* [Aim of the exercise]:
Count lines holding the word "prevencion". Only the number is wanted.

* [Given data]:
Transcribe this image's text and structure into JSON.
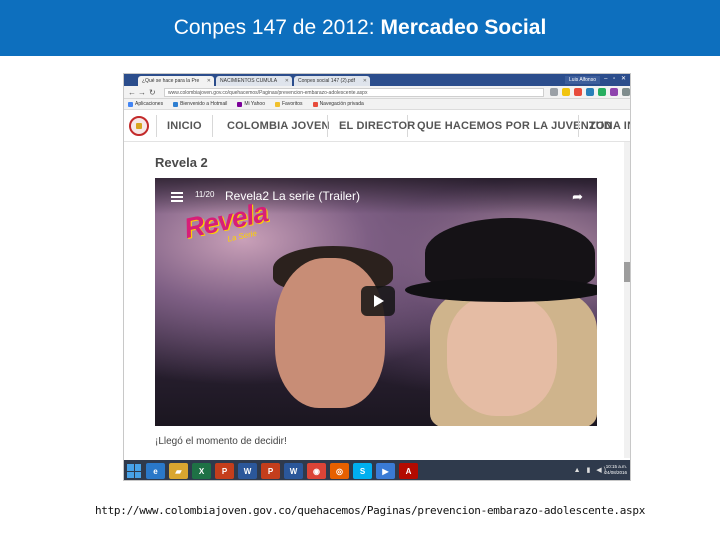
{
  "slide": {
    "title_normal": "Conpes 147 de 2012:",
    "title_bold": "Mercadeo Social",
    "footer_url": "http://www.colombiajoven.gov.co/quehacemos/Paginas/prevencion-embarazo-adolescente.aspx"
  },
  "browser": {
    "tabs": [
      {
        "label": "¿Qué se hace para la Pre"
      },
      {
        "label": "NACIMIENTOS CUMULA"
      },
      {
        "label": "Conpes social 147 (2).pdf"
      }
    ],
    "user_label": "Luis Alfonso",
    "window_controls": "– ▫ ✕",
    "url": "www.colombiajoven.gov.co/quehacemos/Paginas/prevencion-embarazo-adolescente.aspx",
    "bookmarks": [
      {
        "label": "Aplicaciones",
        "color": "#4285f4"
      },
      {
        "label": "Bienvenido a Hotmail",
        "color": "#2f7fd1"
      },
      {
        "label": "Mi Yahoo",
        "color": "#7b0099"
      },
      {
        "label": "Favoritos",
        "color": "#f0c02c"
      },
      {
        "label": "Navegación privada",
        "color": "#e74c3c"
      }
    ]
  },
  "site": {
    "nav": [
      {
        "label": "INICIO"
      },
      {
        "label": "COLOMBIA JOVEN"
      },
      {
        "label": "EL DIRECTOR"
      },
      {
        "label": "QUE HACEMOS POR LA JUVENTUD"
      },
      {
        "label": "ZONA IN"
      }
    ],
    "page_title": "Revela 2",
    "caption": "¡Llegó el momento de decidir!"
  },
  "video": {
    "counter": "11/20",
    "title": "Revela2 La serie (Trailer)",
    "logo_text": "Revela",
    "logo_sub": "La Serie"
  },
  "taskbar": {
    "icons": [
      {
        "name": "ie-icon",
        "glyph": "e",
        "color": "#2a78c8"
      },
      {
        "name": "folder-icon",
        "glyph": "▰",
        "color": "#d9a630"
      },
      {
        "name": "excel-icon",
        "glyph": "X",
        "color": "#1e7145"
      },
      {
        "name": "powerpoint-icon",
        "glyph": "P",
        "color": "#c43e1c"
      },
      {
        "name": "word-icon",
        "glyph": "W",
        "color": "#2b579a"
      },
      {
        "name": "powerpoint2-icon",
        "glyph": "P",
        "color": "#c43e1c"
      },
      {
        "name": "word2-icon",
        "glyph": "W",
        "color": "#2b579a"
      },
      {
        "name": "chrome-icon",
        "glyph": "◉",
        "color": "#db4437"
      },
      {
        "name": "firefox-icon",
        "glyph": "◎",
        "color": "#e66000"
      },
      {
        "name": "skype-icon",
        "glyph": "S",
        "color": "#00aff0"
      },
      {
        "name": "media-icon",
        "glyph": "▶",
        "color": "#3a7bd5"
      },
      {
        "name": "pdf-icon",
        "glyph": "A",
        "color": "#b30b00"
      }
    ],
    "clock_time": "10:15 a.m.",
    "clock_date": "24/08/2016"
  }
}
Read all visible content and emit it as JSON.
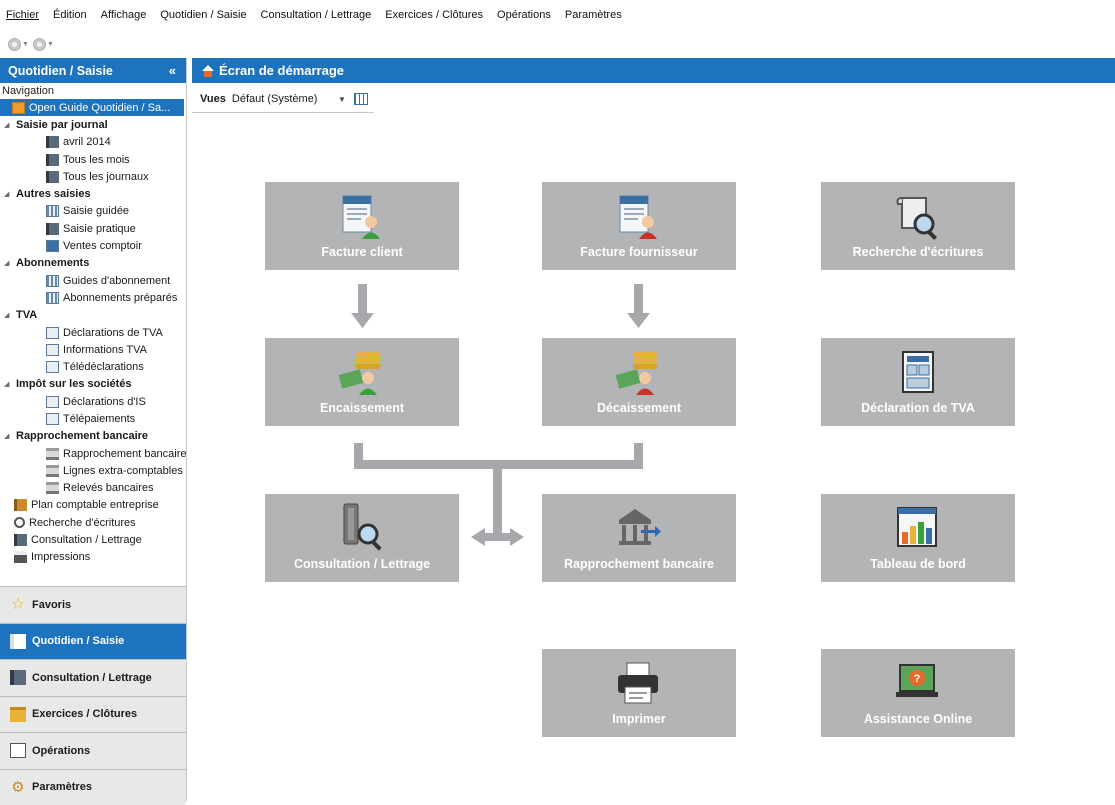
{
  "menu": [
    "Fichier",
    "Édition",
    "Affichage",
    "Quotidien / Saisie",
    "Consultation / Lettrage",
    "Exercices / Clôtures",
    "Opérations",
    "Paramètres"
  ],
  "sidebar": {
    "title": "Quotidien / Saisie",
    "collapse_label": "«",
    "navigation_label": "Navigation",
    "open_guide": "Open Guide Quotidien / Sa...",
    "groups": [
      {
        "label": "Saisie par journal",
        "items": [
          "avril 2014",
          "Tous les mois",
          "Tous les journaux"
        ]
      },
      {
        "label": "Autres saisies",
        "items": [
          "Saisie guidée",
          "Saisie pratique",
          "Ventes comptoir"
        ]
      },
      {
        "label": "Abonnements",
        "items": [
          "Guides d'abonnement",
          "Abonnements préparés"
        ]
      },
      {
        "label": "TVA",
        "items": [
          "Déclarations de TVA",
          "Informations TVA",
          "Télédéclarations"
        ]
      },
      {
        "label": "Impôt sur les sociétés",
        "items": [
          "Déclarations d'IS",
          "Télépaiements"
        ]
      },
      {
        "label": "Rapprochement bancaire",
        "items": [
          "Rapprochement bancaire",
          "Lignes extra-comptables",
          "Relevés bancaires"
        ]
      }
    ],
    "extra_items": [
      "Plan comptable entreprise",
      "Recherche d'écritures",
      "Consultation / Lettrage",
      "Impressions"
    ],
    "buttons": [
      "Favoris",
      "Quotidien / Saisie",
      "Consultation / Lettrage",
      "Exercices / Clôtures",
      "Opérations",
      "Paramètres"
    ]
  },
  "main": {
    "title": "Écran de démarrage",
    "views_label": "Vues",
    "views_value": "Défaut (Système)"
  },
  "tiles": {
    "facture_client": "Facture client",
    "facture_fournisseur": "Facture fournisseur",
    "recherche_ecritures": "Recherche d'écritures",
    "encaissement": "Encaissement",
    "decaissement": "Décaissement",
    "declaration_tva": "Déclaration de TVA",
    "consultation_lettrage": "Consultation / Lettrage",
    "rapprochement_bancaire": "Rapprochement bancaire",
    "tableau_de_bord": "Tableau de bord",
    "imprimer": "Imprimer",
    "assistance_online": "Assistance Online"
  },
  "colors": {
    "accent": "#1e73be",
    "tile": "#b3b4b6",
    "connector": "#a6a8ab"
  }
}
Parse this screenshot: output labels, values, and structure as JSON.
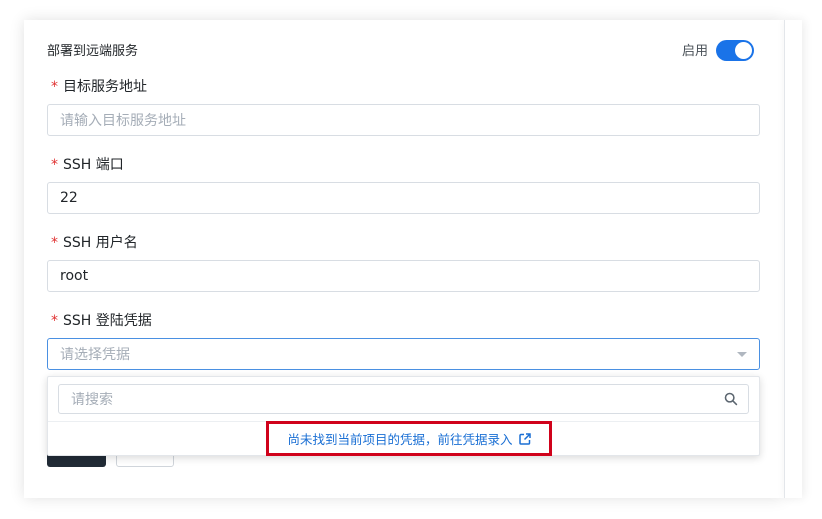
{
  "section": {
    "title": "部署到远端服务",
    "toggle_label": "启用",
    "toggle_on": true
  },
  "fields": {
    "target": {
      "label": "目标服务地址",
      "placeholder": "请输入目标服务地址",
      "value": ""
    },
    "port": {
      "label": "SSH 端口",
      "value": "22"
    },
    "user": {
      "label": "SSH 用户名",
      "value": "root"
    },
    "credential": {
      "label": "SSH 登陆凭据",
      "placeholder": "请选择凭据"
    }
  },
  "required_mark": "*",
  "dropdown": {
    "search_placeholder": "请搜索",
    "empty_link": "尚未找到当前项目的凭据，前往凭据录入"
  },
  "colors": {
    "accent": "#1a73e8",
    "highlight": "#d0021b",
    "link": "#1a6fd4"
  }
}
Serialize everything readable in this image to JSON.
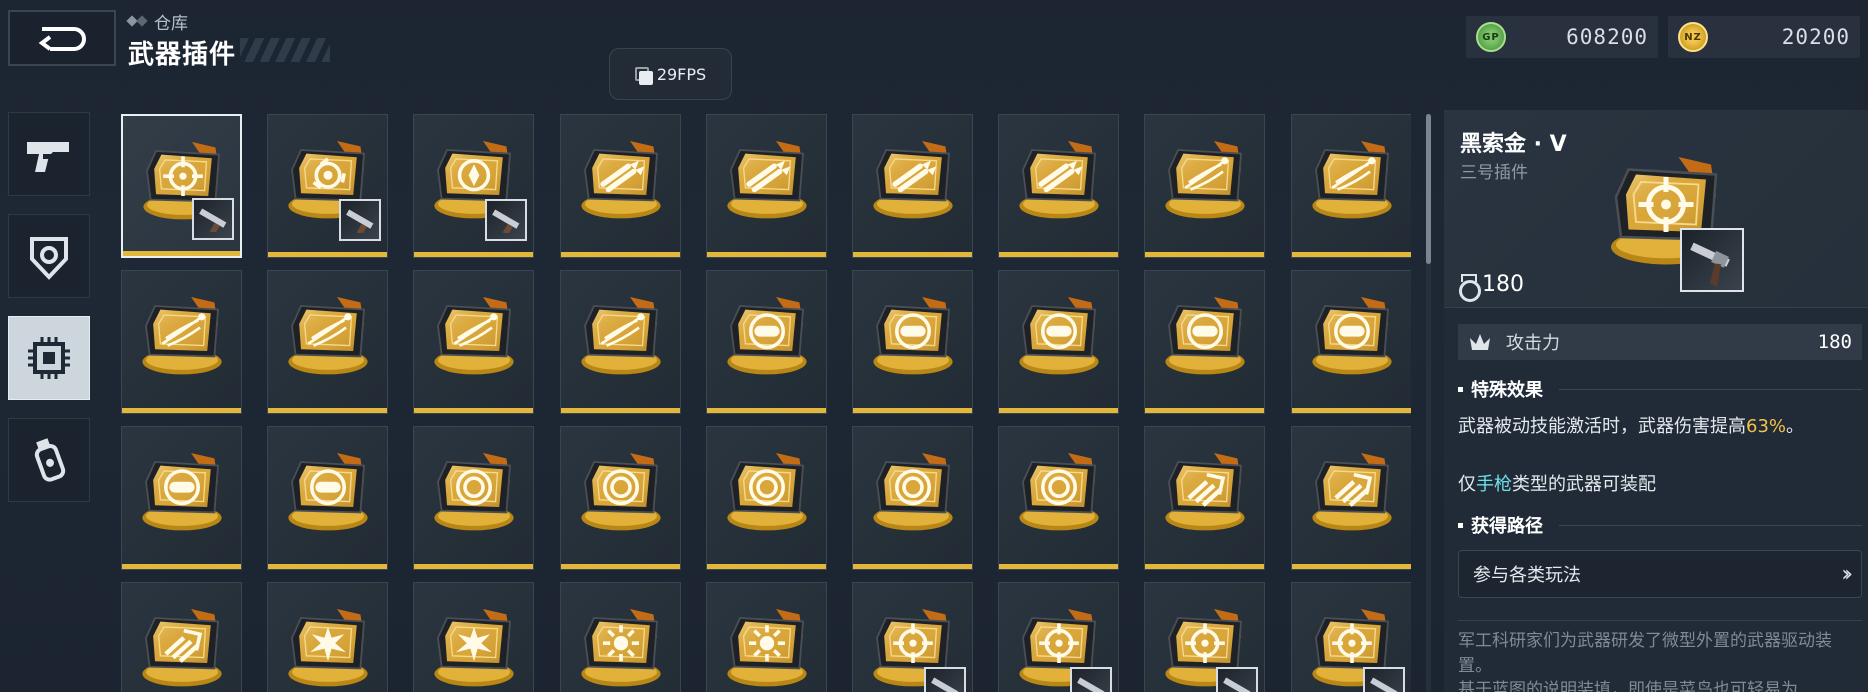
{
  "header": {
    "back_label": "",
    "breadcrumb": "仓库",
    "title": "武器插件",
    "fps": "29FPS"
  },
  "currencies": [
    {
      "icon": "gp-coin-icon",
      "label": "GP",
      "value": "608200",
      "color": "#5fae4b"
    },
    {
      "icon": "nz-coin-icon",
      "label": "NZ",
      "value": "20200",
      "color": "#e3b32e"
    }
  ],
  "categories": [
    {
      "icon": "pistol-icon",
      "active": false
    },
    {
      "icon": "shield-emblem-icon",
      "active": false
    },
    {
      "icon": "chip-icon",
      "active": true
    },
    {
      "icon": "grenade-icon",
      "active": false
    }
  ],
  "grid": {
    "rows": [
      [
        "target",
        "triad",
        "compass",
        "bullets",
        "bullets",
        "bullets",
        "bullets",
        "streak",
        "streak"
      ],
      [
        "streak",
        "streak",
        "streak",
        "streak",
        "capsule",
        "capsule",
        "capsule",
        "capsule",
        "capsule"
      ],
      [
        "capsule",
        "capsule",
        "rings",
        "rings",
        "rings",
        "rings",
        "rings",
        "arrows",
        "arrows"
      ],
      [
        "arrows",
        "burst",
        "burst",
        "star",
        "star",
        "target",
        "target",
        "target",
        "target"
      ]
    ],
    "weapon_thumbs": [
      [
        0,
        0
      ],
      [
        0,
        1
      ],
      [
        0,
        2
      ],
      [
        3,
        5
      ],
      [
        3,
        6
      ],
      [
        3,
        7
      ],
      [
        3,
        8
      ]
    ],
    "selected": [
      0,
      0
    ],
    "accent_color": "#e3b83a"
  },
  "detail": {
    "name": "黑索金 · V",
    "type": "三号插件",
    "power": "180",
    "stat_label": "攻击力",
    "stat_value": "180",
    "effect_title": "特殊效果",
    "effect_text_before": "武器被动技能激活时，武器伤害提高",
    "effect_highlight": "63%",
    "effect_text_after": "。",
    "restrict_before": "仅",
    "restrict_highlight": "手枪",
    "restrict_after": "类型的武器可装配",
    "source_title": "获得路径",
    "source_button": "参与各类玩法",
    "lore": "军工科研家们为武器研发了微型外置的武器驱动装置。",
    "lore_partial": "基于蓝图的说明装填，即使是菜鸟也可轻易为"
  }
}
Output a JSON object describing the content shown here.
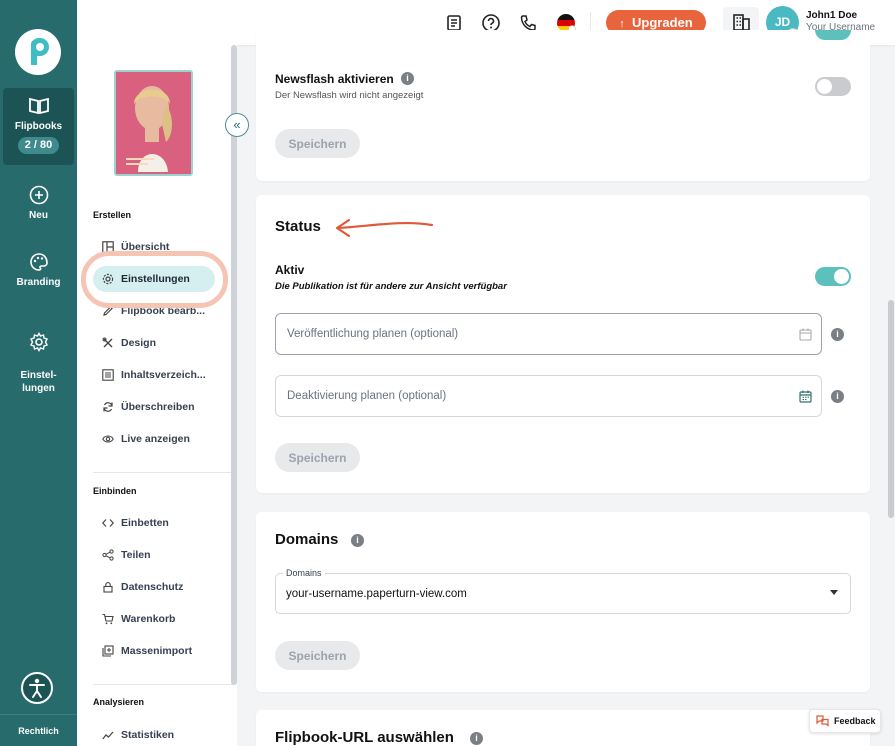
{
  "rail": {
    "items": [
      {
        "label": "Flipbooks",
        "badge": "2 / 80"
      },
      {
        "label": "Neu"
      },
      {
        "label": "Branding"
      },
      {
        "label": "Einstel-\nlungen"
      }
    ],
    "footer": "Rechtlich"
  },
  "topbar": {
    "upgrade_label": "Upgraden",
    "avatar_initials": "JD",
    "user_name": "John1 Doe",
    "user_sub": "Your Username"
  },
  "subnav": {
    "sections": [
      {
        "title": "Erstellen",
        "items": [
          "Übersicht",
          "Einstellungen",
          "Flipbook bearb...",
          "Design",
          "Inhaltsverzeich...",
          "Überschreiben",
          "Live anzeigen"
        ]
      },
      {
        "title": "Einbinden",
        "items": [
          "Einbetten",
          "Teilen",
          "Datenschutz",
          "Warenkorb",
          "Massenimport"
        ]
      },
      {
        "title": "Analysieren",
        "items": [
          "Statistiken"
        ]
      }
    ],
    "active_item": "Einstellungen"
  },
  "newsflash": {
    "label": "Newsflash aktivieren",
    "sub": "Der Newsflash wird nicht angezeigt",
    "save": "Speichern"
  },
  "status": {
    "title": "Status",
    "aktiv_label": "Aktiv",
    "aktiv_sub": "Die Publikation ist für andere zur Ansicht verfügbar",
    "publish_placeholder": "Veröffentlichung planen (optional)",
    "deactivate_placeholder": "Deaktivierung planen (optional)",
    "save": "Speichern"
  },
  "domains": {
    "title": "Domains",
    "select_label": "Domains",
    "select_value": "your-username.paperturn-view.com",
    "save": "Speichern"
  },
  "url_section": {
    "title": "Flipbook-URL auswählen"
  },
  "feedback": "Feedback",
  "colors": {
    "rail": "#276b6d",
    "accent": "#e8643c",
    "toggle_on": "#5cc1bd",
    "active_nav": "#d5eeef"
  }
}
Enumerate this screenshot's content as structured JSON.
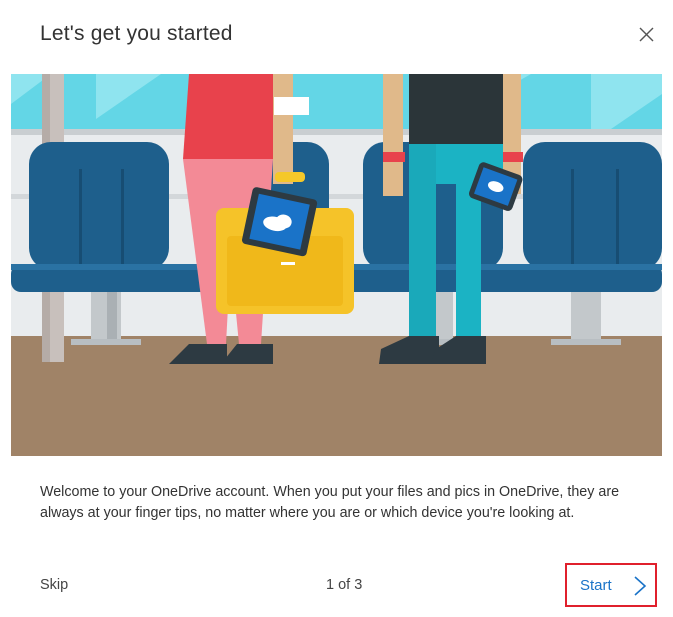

* [Response for this exercise]:
2